• [GOAL OF THE EXERCISE] Identify the lines holding "credit" and copy them.

• [THE RECORDS]
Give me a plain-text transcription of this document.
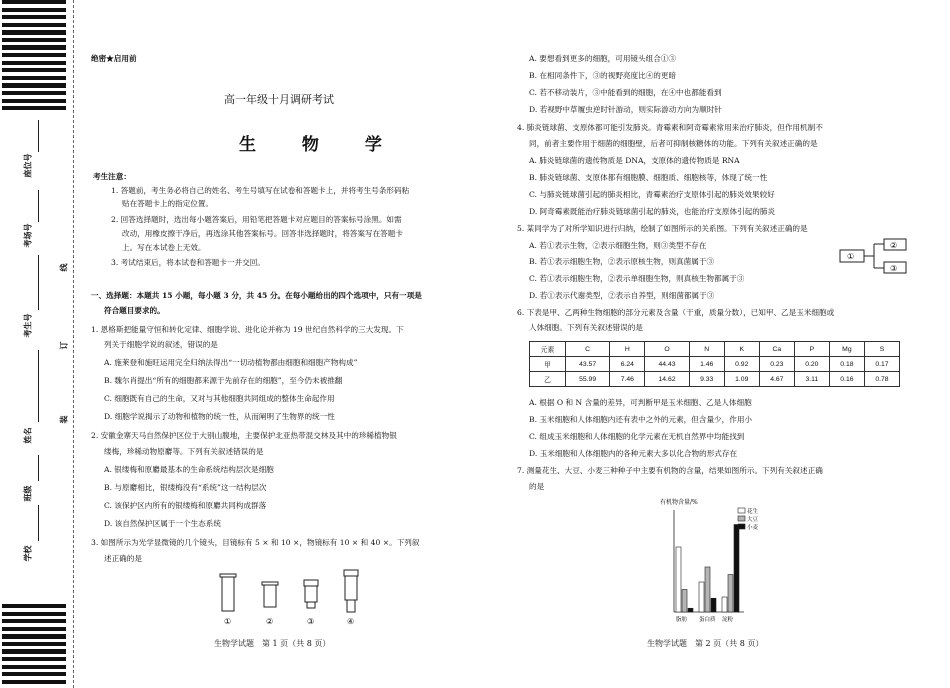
座位号
考场号
考生号
姓名
班级
学校
线
订
装
绝密★启用前
高一年级十月调研考试
生 物 学
考生注意：
1. 答题前，考生务必将自己的姓名、考生号填写在试卷和答题卡上，并将考生号条形码粘
贴在答题卡上的指定位置。
2. 回答选择题时，选出每小题答案后，用铅笔把答题卡对应题目的答案标号涂黑。如需
改动，用橡皮擦干净后，再选涂其他答案标号。回答非选择题时，将答案写在答题卡
上。写在本试卷上无效。
3. 考试结束后，将本试卷和答题卡一并交回。
一、选择题：本题共 15 小题，每小题 3 分，共 45 分。在每小题给出的四个选项中，只有一项是
符合题目要求的。
1. 恩格斯把能量守恒和转化定律、细胞学说、进化论并称为 19 世纪自然科学的三大发现。下
列关于细胞学说的叙述，错误的是
A. 施莱登和施旺运用完全归纳法得出“一切动植物都由细胞和细胞产物构成”
B. 魏尔肖提出“所有的细胞都来源于先前存在的细胞”，至今仍未被推翻
C. 细胞既有自己的生命，又对与其他细胞共同组成的整体生命起作用
D. 细胞学说揭示了动物和植物的统一性，从而阐明了生物界的统一性
2. 安徽金寨天马自然保护区位于大别山腹地，主要保护北亚热带混交林及其中的珍稀植物银
缕梅，珍稀动物原麝等。下列有关叙述错误的是
A. 银缕梅和原麝最基本的生命系统结构层次是细胞
B. 与原麝相比，银缕梅没有“系统”这一结构层次
C. 该保护区内所有的银缕梅和原麝共同构成群落
D. 该自然保护区属于一个生态系统
3. 如图所示为光学显微镜的几个镜头，目镜标有 5 × 和 10 ×，物镜标有 10 × 和 40 ×。下列叙
述正确的是
①	②	③	④
生物学试题　第 1 页（共 8 页）
A. 要想看到更多的细胞，可用镜头组合①③
B. 在相同条件下，③的视野亮度比④的更暗
C. 若不移动装片，③中能看到的细胞，在④中也都能看到
D. 若视野中草履虫逆时针游动，则实际游动方向为顺时针
4. 肺炎链球菌、支原体都可能引发肺炎。青霉素和阿奇霉素常用来治疗肺炎，但作用机制不
同，前者主要作用于细菌的细胞壁，后者可抑制核糖体的功能。下列有关叙述正确的是
A. 肺炎链球菌的遗传物质是 DNA，支原体的遗传物质是 RNA
B. 肺炎链球菌、支原体都有细胞膜、细胞质、细胞核等，体现了统一性
C. 与肺炎链球菌引起的肺炎相比，青霉素治疗支原体引起的肺炎效果较好
D. 阿奇霉素既能治疗肺炎链球菌引起的肺炎，也能治疗支原体引起的肺炎
5. 某同学为了对所学知识进行归纳，绘制了如图所示的关系图。下列有关叙述正确的是
A. 若①表示生物，②表示细胞生物，则③类型不存在
B. 若①表示细胞生物，②表示原核生物，则真菌属于③
C. 若①表示细胞生物，②表示单细胞生物，则真核生物都属于③
D. 若①表示代谢类型，②表示自养型，则细菌都属于③
①
②
③
6. 下表是甲、乙两种生物细胞的部分元素及含量（干重，质量分数），已知甲、乙是玉米细胞或
人体细胞。下列有关叙述错误的是
元素	C	H	O	N	K	Ca	P	Mg	S
甲	43.57	6.24	44.43	1.46	0.92	0.23	0.20	0.18	0.17
乙	55.99	7.46	14.62	9.33	1.09	4.67	3.11	0.16	0.78
A. 根据 O 和 N 含量的差异，可判断甲是玉米细胞、乙是人体细胞
B. 玉米细胞和人体细胞内还有表中之外的元素，但含量少，作用小
C. 组成玉米细胞和人体细胞的化学元素在无机自然界中均能找到
D. 玉米细胞和人体细胞内的各种元素大多以化合物的形式存在
7. 测量花生、大豆、小麦三种种子中主要有机物的含量，结果如图所示。下列有关叙述正确
的是
有机物含量/%
花生
大豆
小麦
脂肪 蛋白质 淀粉
生物学试题　第 2 页（共 8 页）
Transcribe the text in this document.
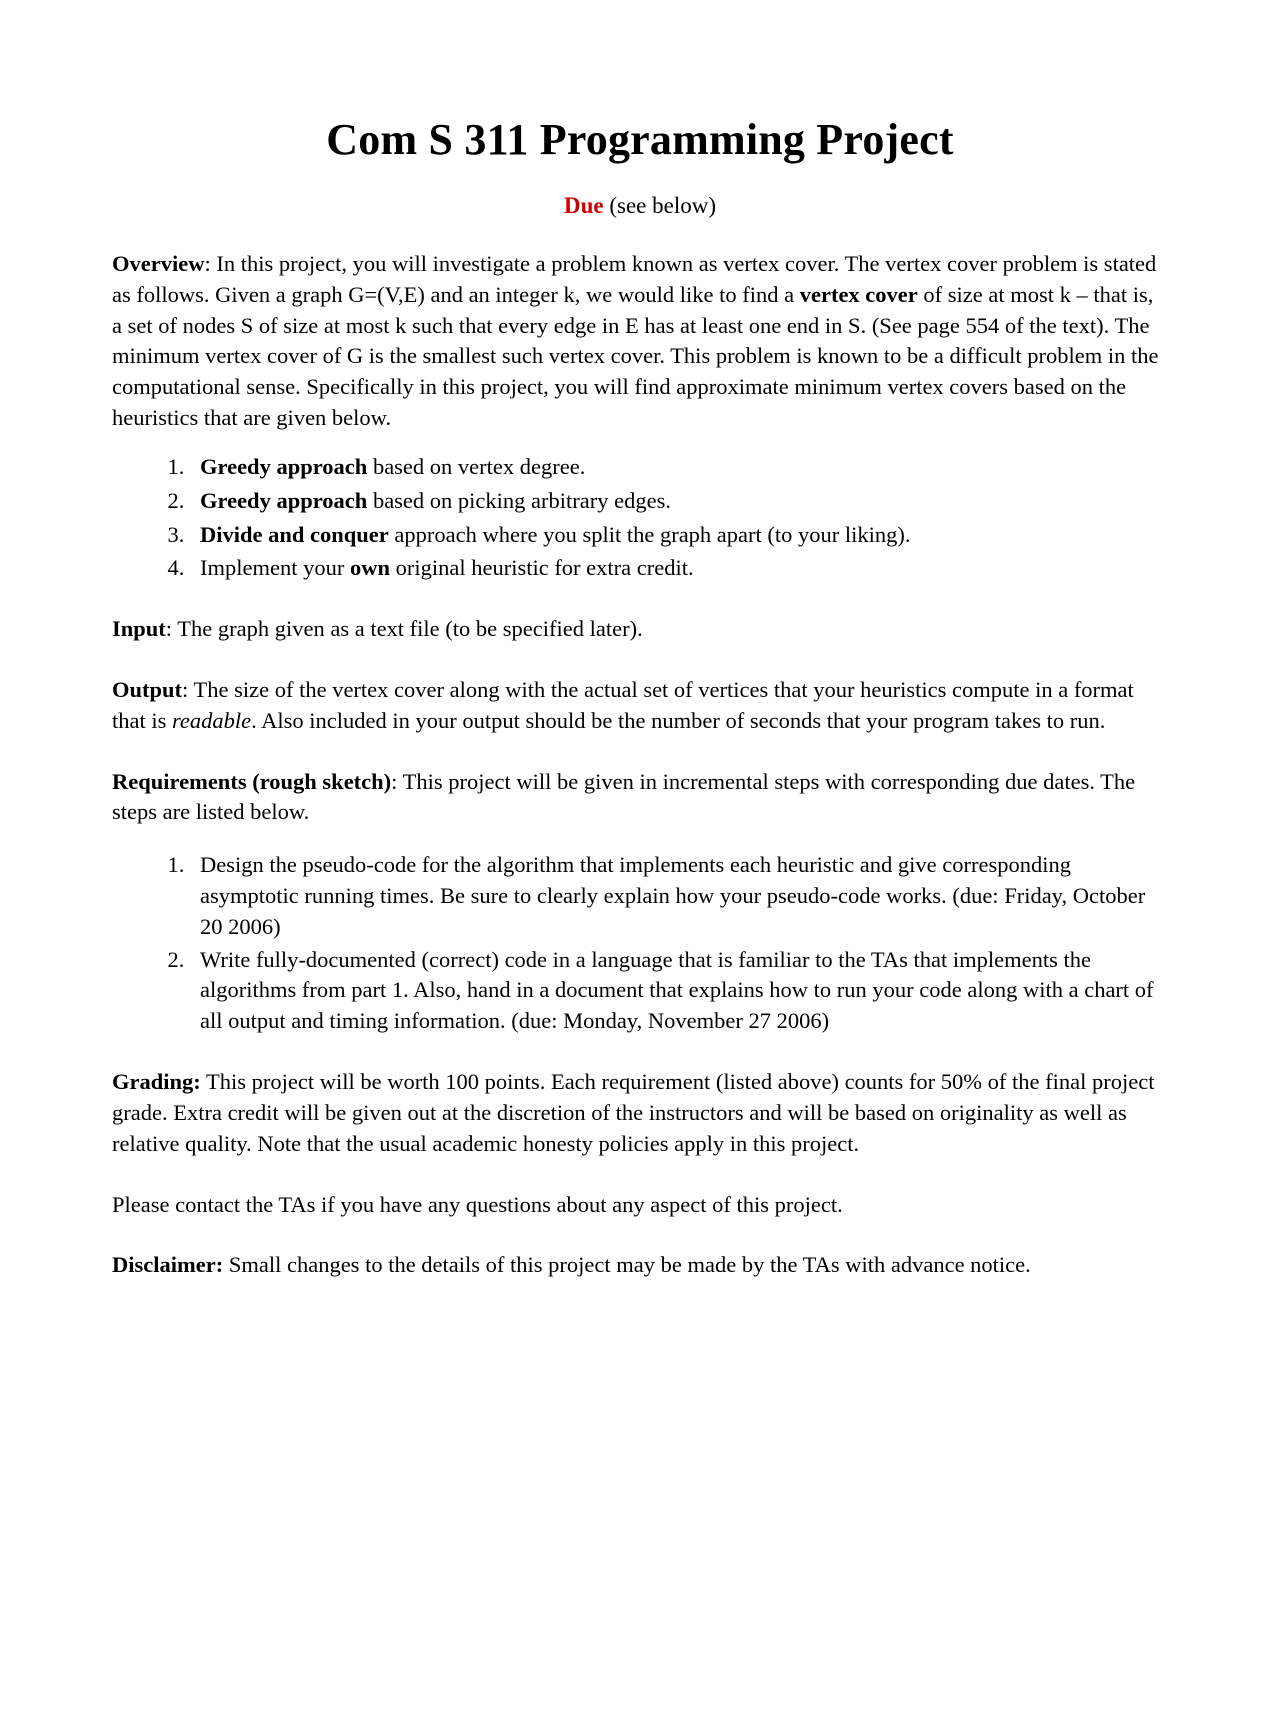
Com S 311 Programming Project

Due (see below)

Overview: In this project, you will investigate a problem known as vertex cover. The vertex cover problem is stated as follows. Given a graph G=(V,E) and an integer k, we would like to find a vertex cover of size at most k – that is, a set of nodes S of size at most k such that every edge in E has at least one end in S. (See page 554 of the text). The minimum vertex cover of G is the smallest such vertex cover. This problem is known to be a difficult problem in the computational sense. Specifically in this project, you will find approximate minimum vertex covers based on the heuristics that are given below.

1. Greedy approach based on vertex degree.
2. Greedy approach based on picking arbitrary edges.
3. Divide and conquer approach where you split the graph apart (to your liking).
4. Implement your own original heuristic for extra credit.

Input: The graph given as a text file (to be specified later).

Output: The size of the vertex cover along with the actual set of vertices that your heuristics compute in a format that is readable. Also included in your output should be the number of seconds that your program takes to run.

Requirements (rough sketch): This project will be given in incremental steps with corresponding due dates. The steps are listed below.

1. Design the pseudo-code for the algorithm that implements each heuristic and give corresponding asymptotic running times. Be sure to clearly explain how your pseudo-code works. (due: Friday, October 20 2006)
2. Write fully-documented (correct) code in a language that is familiar to the TAs that implements the algorithms from part 1. Also, hand in a document that explains how to run your code along with a chart of all output and timing information. (due: Monday, November 27 2006)

Grading: This project will be worth 100 points. Each requirement (listed above) counts for 50% of the final project grade. Extra credit will be given out at the discretion of the instructors and will be based on originality as well as relative quality. Note that the usual academic honesty policies apply in this project.

Please contact the TAs if you have any questions about any aspect of this project.

Disclaimer: Small changes to the details of this project may be made by the TAs with advance notice.
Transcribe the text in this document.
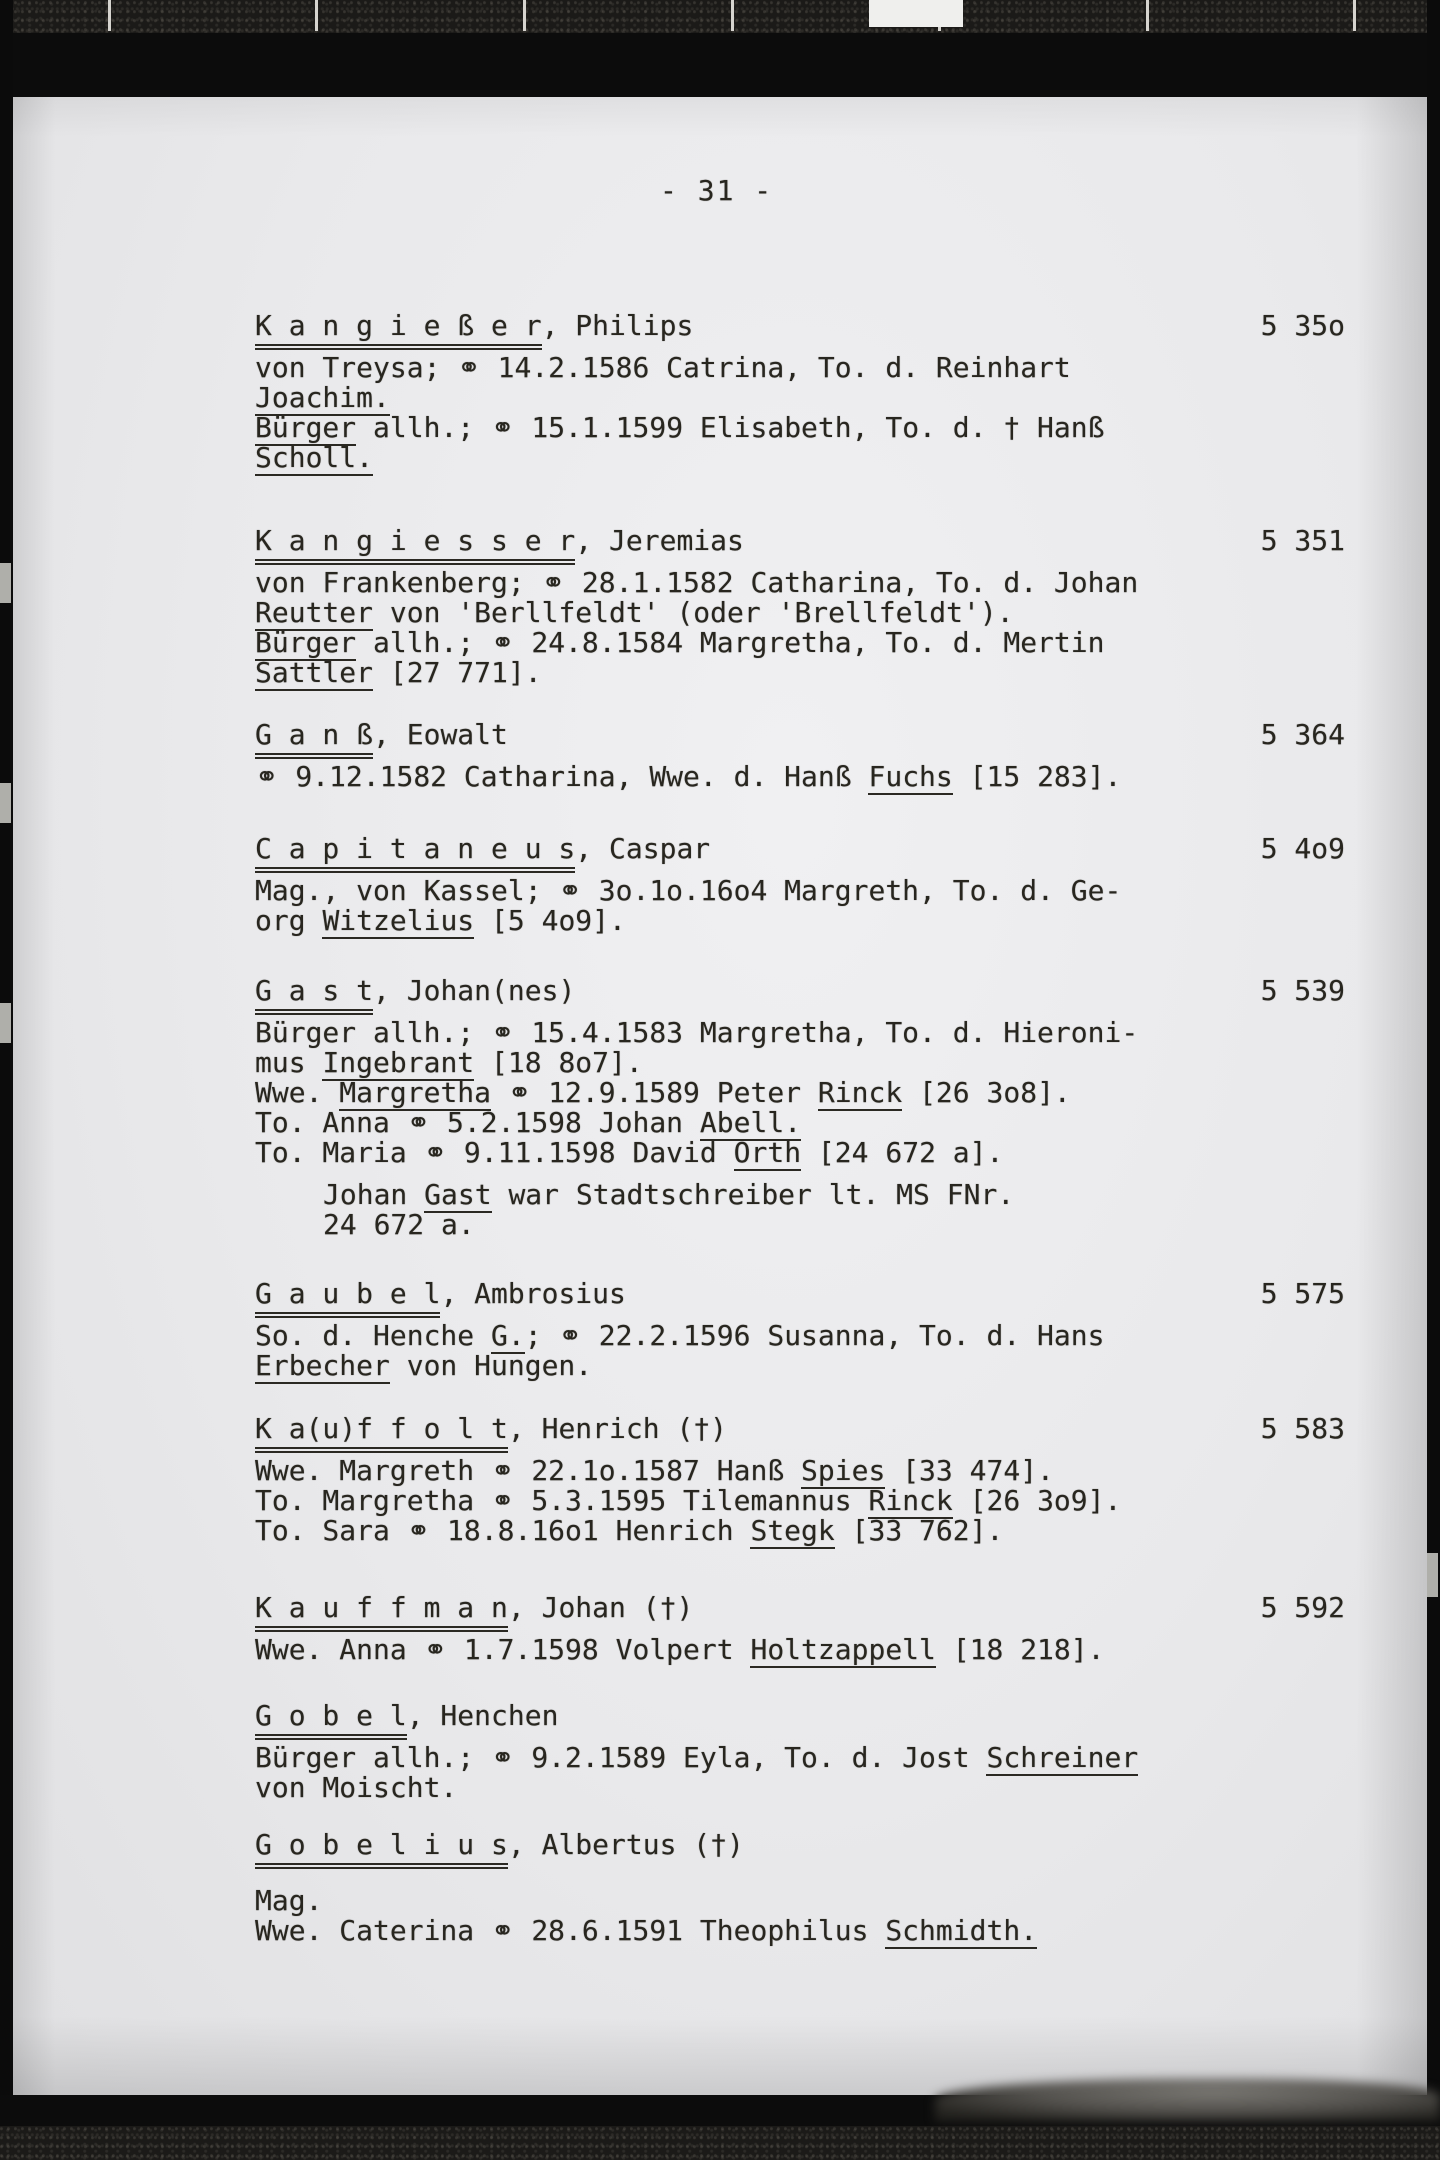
- 31 -
K a n g i e ß e r, Philips	5 35o
von Treysa; ⚭ 14.2.1586 Catrina, To. d. Reinhart
Joachim.
Bürger allh.; ⚭ 15.1.1599 Elisabeth, To. d. † Hanß
Scholl.
K a n g i e s s e r, Jeremias	5 351
von Frankenberg; ⚭ 28.1.1582 Catharina, To. d. Johan
Reutter von 'Berllfeldt' (oder 'Brellfeldt').
Bürger allh.; ⚭ 24.8.1584 Margretha, To. d. Mertin
Sattler [27 771].
G a n ß, Eowalt	5 364
⚭ 9.12.1582 Catharina, Wwe. d. Hanß Fuchs [15 283].
C a p i t a n e u s, Caspar	5 4o9
Mag., von Kassel; ⚭ 3o.1o.16o4 Margreth, To. d. Ge-
org Witzelius [5 4o9].
G a s t, Johan(nes)	5 539
Bürger allh.; ⚭ 15.4.1583 Margretha, To. d. Hieroni-
mus Ingebrant [18 8o7].
Wwe. Margretha ⚭ 12.9.1589 Peter Rinck [26 3o8].
To. Anna ⚭ 5.2.1598 Johan Abell.
To. Maria ⚭ 9.11.1598 David Orth [24 672 a].
Johan Gast war Stadtschreiber lt. MS FNr.
24 672 a.
G a u b e l, Ambrosius	5 575
So. d. Henche G.; ⚭ 22.2.1596 Susanna, To. d. Hans
Erbecher von Hungen.
K a(u)f f o l t, Henrich (†)	5 583
Wwe. Margreth ⚭ 22.1o.1587 Hanß Spies [33 474].
To. Margretha ⚭ 5.3.1595 Tilemannus Rinck [26 3o9].
To. Sara ⚭ 18.8.16o1 Henrich Stegk [33 762].
K a u f f m a n, Johan (†)	5 592
Wwe. Anna ⚭ 1.7.1598 Volpert Holtzappell [18 218].
G o b e l, Henchen
Bürger allh.; ⚭ 9.2.1589 Eyla, To. d. Jost Schreiner
von Moischt.
G o b e l i u s, Albertus (†)
Mag.
Wwe. Caterina ⚭ 28.6.1591 Theophilus Schmidth.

• [OUTPUT FOR THIS EXERCISE]
4. Implement your own original heuristic for extra credit.
Grading: This project will be worth 100 points. Each requirement (listed above) counts for 50% of the final project grade. Extra credit will be given out at the discretion of the instructors and will be based on originality as well as relative quality. Note that the usual academic honesty policies apply in this project.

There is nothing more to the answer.